### Available records
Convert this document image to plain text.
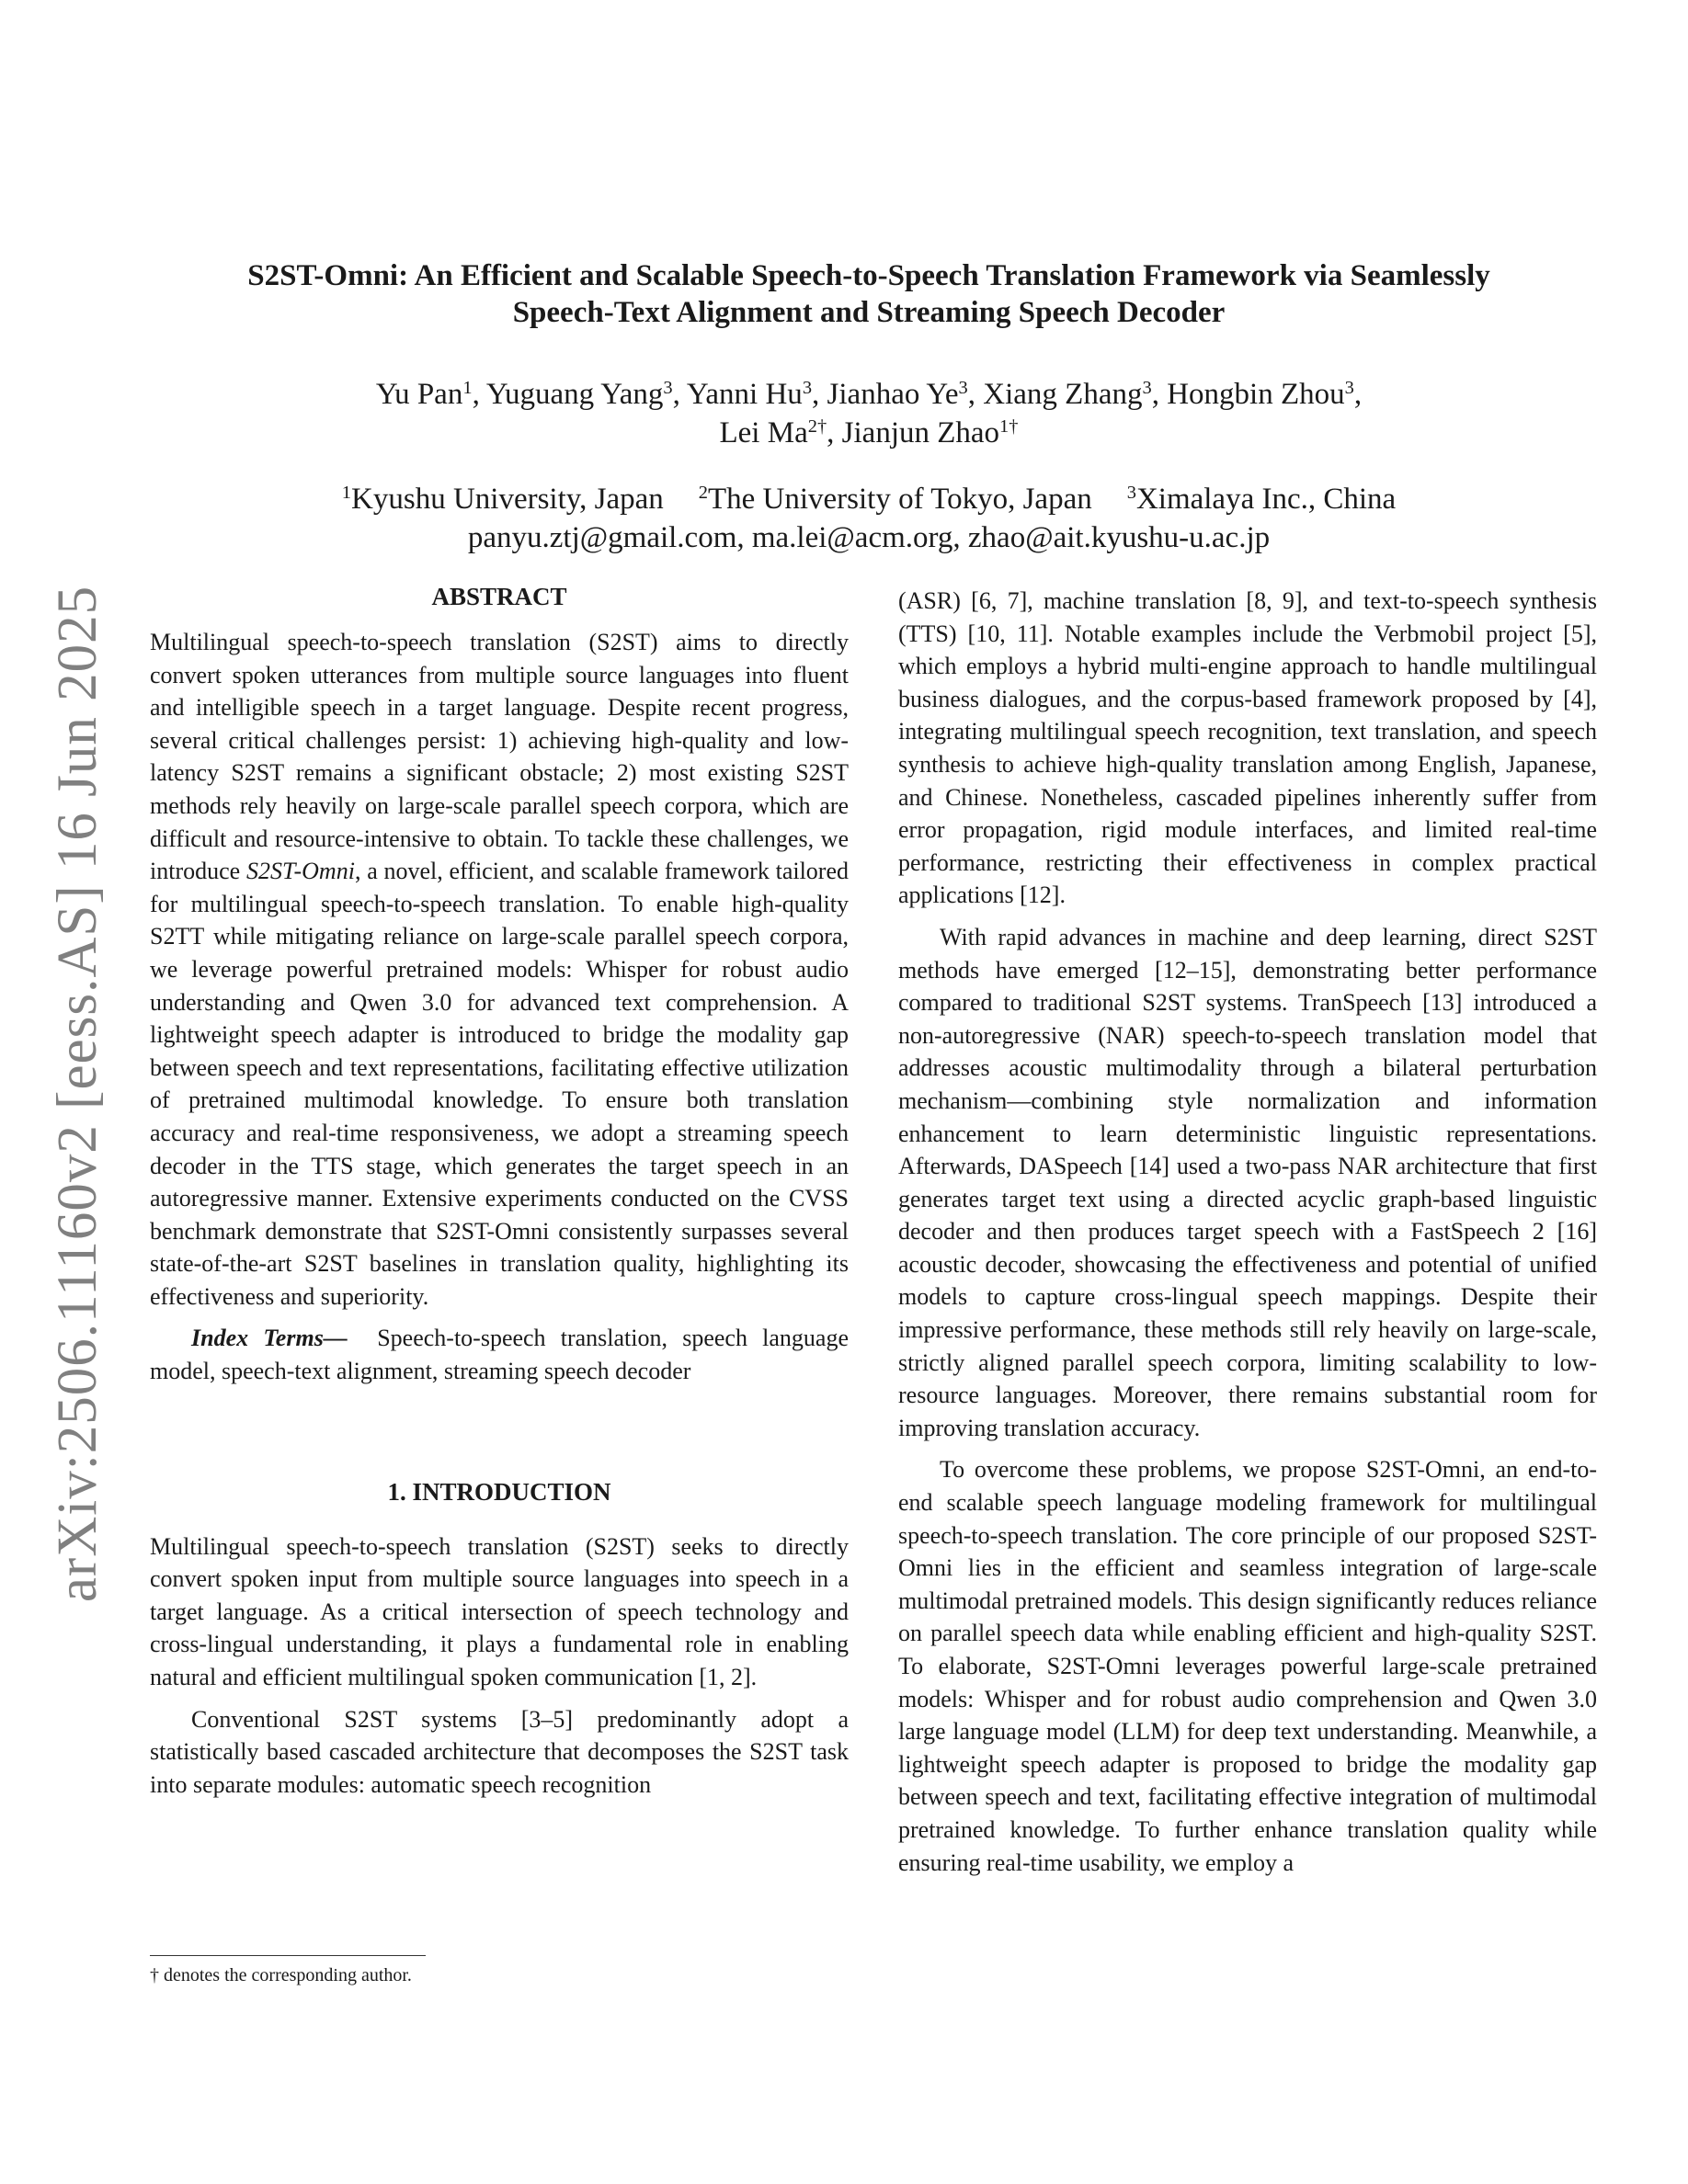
arXiv:2506.11160v2 [eess.AS] 16 Jun 2025
S2ST-Omni: An Efficient and Scalable Speech-to-Speech Translation Framework via Seamlessly
Speech-Text Alignment and Streaming Speech Decoder
Yu Pan$^1$, Yuguang Yang$^3$, Yanni Hu$^3$, Jianhao Ye$^3$, Xiang Zhang$^3$, Hongbin Zhou$^3$,
Lei $Ma^{2\dagger}$, Jianjun Zhao$^{1\dagger}$
$^1$Kyushu University, Japan $^2$The University of Tokyo, Japan $^3$Ximalaya Inc., China
panyu.ztj@gmail.com, ma.lei@acm.org, zhao@ait.kyushu-u.ac.jp
ABSTRACT

Multilingual speech-to-speech translation (S2ST) aims to directly convert spoken utterances from multiple source languages into fluent and intelligible speech in a target language. Despite recent progress, several critical challenges persist: 1) achieving high-quality and low-latency S2ST remains a significant obstacle; 2) most existing S2ST methods rely heavily on large-scale parallel speech corpora, which are difficult and resource-intensive to obtain. To tackle these challenges, we introduce S2ST-Omni, a novel, efficient, and scalable framework tailored for multilingual speech-to-speech translation. To enable high-quality S2TT while mitigating reliance on large-scale parallel speech corpora, we leverage powerful pretrained models: Whisper for robust audio understanding and Qwen 3.0 for advanced text comprehension. A lightweight speech adapter is introduced to bridge the modality gap between speech and text representations, facilitating effective utilization of pretrained multimodal knowledge. To ensure both translation accuracy and real-time responsiveness, we adopt a streaming speech decoder in the TTS stage, which generates the target speech in an autoregressive manner. Extensive experiments conducted on the CVSS benchmark demonstrate that S2ST-Omni consistently surpasses several state-of-the-art S2ST baselines in translation quality, highlighting its effectiveness and superiority.

Index Terms— Speech-to-speech translation, speech language model, speech-text alignment, streaming speech decoder

1. INTRODUCTION

Multilingual speech-to-speech translation (S2ST) seeks to directly convert spoken input from multiple source languages into speech in a target language. As a critical intersection of speech technology and cross-lingual understanding, it plays a fundamental role in enabling natural and efficient multilingual spoken communication [1, 2].

Conventional S2ST systems [3–5] predominantly adopt a statistically based cascaded architecture that decomposes the S2ST task into separate modules: automatic speech recognition

(ASR) [6, 7], machine translation [8, 9], and text-to-speech synthesis (TTS) [10, 11]. Notable examples include the Verbmobil project [5], which employs a hybrid multi-engine approach to handle multilingual business dialogues, and the corpus-based framework proposed by [4], integrating multilingual speech recognition, text translation, and speech synthesis to achieve high-quality translation among English, Japanese, and Chinese. Nonetheless, cascaded pipelines inherently suffer from error propagation, rigid module interfaces, and limited real-time performance, restricting their effectiveness in complex practical applications [12].

With rapid advances in machine and deep learning, direct S2ST methods have emerged [12–15], demonstrating better performance compared to traditional S2ST systems. TranSpeech [13] introduced a non-autoregressive (NAR) speech-to-speech translation model that addresses acoustic multimodality through a bilateral perturbation mechanism—combining style normalization and information enhancement to learn deterministic linguistic representations. Afterwards, DASpeech [14] used a two-pass NAR architecture that first generates target text using a directed acyclic graph-based linguistic decoder and then produces target speech with a FastSpeech 2 [16] acoustic decoder, showcasing the effectiveness and potential of unified models to capture cross-lingual speech mappings. Despite their impressive performance, these methods still rely heavily on large-scale, strictly aligned parallel speech corpora, limiting scalability to low-resource languages. Moreover, there remains substantial room for improving translation accuracy.

To overcome these problems, we propose S2ST-Omni, an end-to-end scalable speech language modeling framework for multilingual speech-to-speech translation. The core principle of our proposed S2ST-Omni lies in the efficient and seamless integration of large-scale multimodal pretrained models. This design significantly reduces reliance on parallel speech data while enabling efficient and high-quality S2ST. To elaborate, S2ST-Omni leverages powerful large-scale pretrained models: Whisper and for robust audio comprehension and Qwen 3.0 large language model (LLM) for deep text understanding. Meanwhile, a lightweight speech adapter is proposed to bridge the modality gap between speech and text, facilitating effective integration of multimodal pretrained knowledge. To further enhance translation quality while ensuring real-time usability, we employ a

† denotes the corresponding author.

### Exercise task
Copy, from the material, each line that holds the string "recognition".

### Written answer
Conventional S2ST systems [3–5] predominantly adopt a statistically based cascaded architecture that decomposes the S2ST task into separate modules: automatic speech recognition
(ASR) [6, 7], machine translation [8, 9], and text-to-speech synthesis (TTS) [10, 11]. Notable examples include the Verbmobil project [5], which employs a hybrid multi-engine approach to handle multilingual business dialogues, and the corpus-based framework proposed by [4], integrating multilingual speech recognition, text translation, and speech synthesis to achieve high-quality translation among English, Japanese, and Chinese. Nonetheless, cascaded pipelines inherently suffer from error propagation, rigid module interfaces, and limited real-time performance, restricting their effectiveness in complex practical applications [12].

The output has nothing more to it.